Document:
Increased Downloads at eMusic, Per-Song Label/Artist Payout Decreases
by David Harrell
Increased Downloads at eMusic, Per-Song Label/Artist Payout Decreases
In an early post on this blog, I wrote about the "royalty" rate for songs downloaded at eMusic. But unlike iTunes, which pays a set royalty per download (currently 70 cents), eMusic doesn't have a standard per-song payout rate. Instead, eMusic pays record labels (and independent artists) a set percentage of its subscriber revenues each month. Basically, a label receives a portion of that revenue share proportional to download activity of its tracks as a percentage of all subscriber downloads for the month. (I'm assuming that eMusic went with this business model because it started out with an "all you can eat" subscription plan, without any limits on the number of tracks subscribers could download each month. A set per-song royalty could have been a big money loser, having a revenue-sharing model caps the total payout at set percentage of subscription income.)

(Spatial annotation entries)
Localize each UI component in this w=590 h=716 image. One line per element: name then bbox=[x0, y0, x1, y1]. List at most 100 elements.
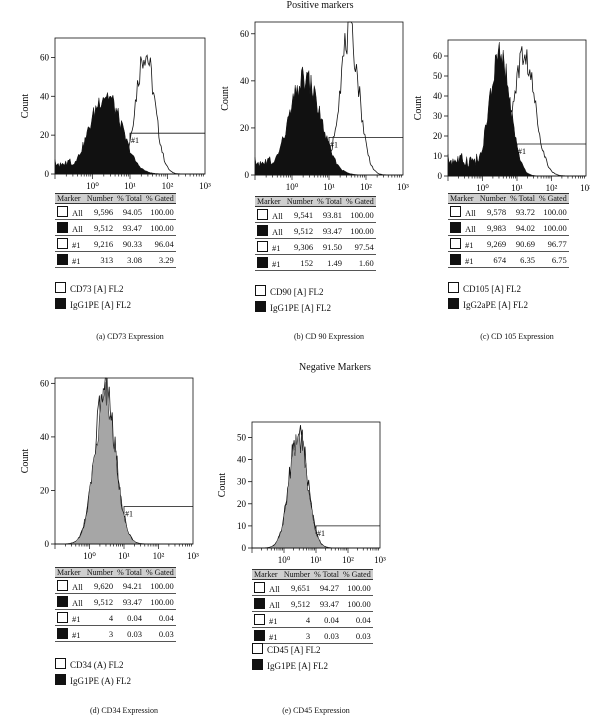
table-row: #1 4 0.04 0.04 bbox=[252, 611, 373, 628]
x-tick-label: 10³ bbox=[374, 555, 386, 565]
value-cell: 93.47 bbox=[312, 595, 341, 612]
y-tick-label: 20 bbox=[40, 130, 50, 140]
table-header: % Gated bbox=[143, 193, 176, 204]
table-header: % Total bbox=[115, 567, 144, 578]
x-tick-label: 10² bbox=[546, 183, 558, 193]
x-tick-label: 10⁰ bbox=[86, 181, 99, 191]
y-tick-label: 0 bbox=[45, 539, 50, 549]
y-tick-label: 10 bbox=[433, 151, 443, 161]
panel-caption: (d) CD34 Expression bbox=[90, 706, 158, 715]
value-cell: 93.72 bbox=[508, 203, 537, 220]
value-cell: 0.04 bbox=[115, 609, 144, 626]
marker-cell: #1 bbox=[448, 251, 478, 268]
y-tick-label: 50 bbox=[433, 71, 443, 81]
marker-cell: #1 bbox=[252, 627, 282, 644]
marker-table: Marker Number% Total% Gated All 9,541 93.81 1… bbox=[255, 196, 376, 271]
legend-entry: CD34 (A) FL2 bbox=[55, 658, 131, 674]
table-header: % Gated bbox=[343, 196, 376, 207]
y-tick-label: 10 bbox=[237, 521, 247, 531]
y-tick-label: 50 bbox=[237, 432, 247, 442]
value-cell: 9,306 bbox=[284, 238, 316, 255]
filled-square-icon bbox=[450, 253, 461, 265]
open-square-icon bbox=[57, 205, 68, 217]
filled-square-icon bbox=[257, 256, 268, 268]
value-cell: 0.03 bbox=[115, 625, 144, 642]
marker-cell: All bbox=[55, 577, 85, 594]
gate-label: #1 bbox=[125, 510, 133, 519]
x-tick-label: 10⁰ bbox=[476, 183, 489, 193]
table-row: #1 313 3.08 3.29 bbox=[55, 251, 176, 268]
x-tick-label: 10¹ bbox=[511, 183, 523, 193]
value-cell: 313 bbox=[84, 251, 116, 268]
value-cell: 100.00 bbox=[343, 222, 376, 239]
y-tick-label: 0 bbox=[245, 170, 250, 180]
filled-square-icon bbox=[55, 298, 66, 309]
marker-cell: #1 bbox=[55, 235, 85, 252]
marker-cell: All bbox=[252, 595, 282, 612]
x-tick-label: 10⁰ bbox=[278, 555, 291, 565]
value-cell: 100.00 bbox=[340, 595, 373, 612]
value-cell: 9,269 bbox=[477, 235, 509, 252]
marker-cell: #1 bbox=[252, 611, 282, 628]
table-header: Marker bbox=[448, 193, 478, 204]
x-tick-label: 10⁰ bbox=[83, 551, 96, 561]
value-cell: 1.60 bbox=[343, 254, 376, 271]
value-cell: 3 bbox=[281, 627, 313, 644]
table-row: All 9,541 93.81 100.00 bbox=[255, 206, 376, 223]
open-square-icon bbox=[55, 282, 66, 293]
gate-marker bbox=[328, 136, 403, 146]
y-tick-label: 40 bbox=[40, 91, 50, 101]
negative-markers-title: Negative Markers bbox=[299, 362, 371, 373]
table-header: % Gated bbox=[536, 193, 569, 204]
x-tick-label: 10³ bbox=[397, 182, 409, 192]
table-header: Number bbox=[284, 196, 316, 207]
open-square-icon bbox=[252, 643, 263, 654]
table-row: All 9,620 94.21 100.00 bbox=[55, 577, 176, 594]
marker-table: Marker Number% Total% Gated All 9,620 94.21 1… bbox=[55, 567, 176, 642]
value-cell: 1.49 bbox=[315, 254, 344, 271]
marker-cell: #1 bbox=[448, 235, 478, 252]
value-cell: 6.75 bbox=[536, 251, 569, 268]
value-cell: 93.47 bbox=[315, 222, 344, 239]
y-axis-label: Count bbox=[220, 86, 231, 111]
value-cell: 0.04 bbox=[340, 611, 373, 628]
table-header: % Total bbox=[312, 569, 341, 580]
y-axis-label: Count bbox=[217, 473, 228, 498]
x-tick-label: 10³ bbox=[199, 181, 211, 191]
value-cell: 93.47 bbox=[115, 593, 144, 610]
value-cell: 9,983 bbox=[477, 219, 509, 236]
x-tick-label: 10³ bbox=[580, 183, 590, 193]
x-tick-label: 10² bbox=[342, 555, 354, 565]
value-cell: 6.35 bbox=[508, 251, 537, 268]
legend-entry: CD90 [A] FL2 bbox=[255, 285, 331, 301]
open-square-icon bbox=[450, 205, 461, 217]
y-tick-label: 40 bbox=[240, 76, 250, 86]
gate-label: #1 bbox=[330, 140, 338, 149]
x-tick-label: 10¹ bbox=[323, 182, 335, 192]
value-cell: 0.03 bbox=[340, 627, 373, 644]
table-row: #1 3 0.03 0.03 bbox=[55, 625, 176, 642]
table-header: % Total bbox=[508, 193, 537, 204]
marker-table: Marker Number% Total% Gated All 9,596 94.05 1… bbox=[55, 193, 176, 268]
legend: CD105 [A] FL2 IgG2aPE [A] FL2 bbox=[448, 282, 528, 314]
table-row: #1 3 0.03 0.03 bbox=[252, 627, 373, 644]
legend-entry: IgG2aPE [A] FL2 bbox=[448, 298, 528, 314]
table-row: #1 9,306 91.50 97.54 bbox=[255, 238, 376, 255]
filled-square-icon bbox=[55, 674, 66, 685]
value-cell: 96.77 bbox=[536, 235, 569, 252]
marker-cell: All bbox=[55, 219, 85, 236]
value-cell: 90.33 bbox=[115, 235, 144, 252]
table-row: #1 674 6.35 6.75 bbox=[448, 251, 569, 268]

What to work on:
1) In the eMusic post, what set royalty does iTunes currently pay per download?
2) Render as a numbered list the lines of the records that begin with the line containing "table-row: #1 4" and continue through the line containing "table-header: % Total bbox=[115, 567, 144, 578]", skipping any blank lines.
The text and the records have no connection to each other.

Solutions per task:
1) 70 cents

2)
1. table-row: #1 4 0.04 0.04 bbox=[252, 611, 373, 628]
2. x-tick-label: 10³ bbox=[374, 555, 386, 565]
3. value-cell: 93.47 bbox=[312, 595, 341, 612]
4. y-tick-label: 20 bbox=[40, 130, 50, 140]
5. table-header: % Gated bbox=[143, 193, 176, 204]
6. table-header: % Total bbox=[115, 567, 144, 578]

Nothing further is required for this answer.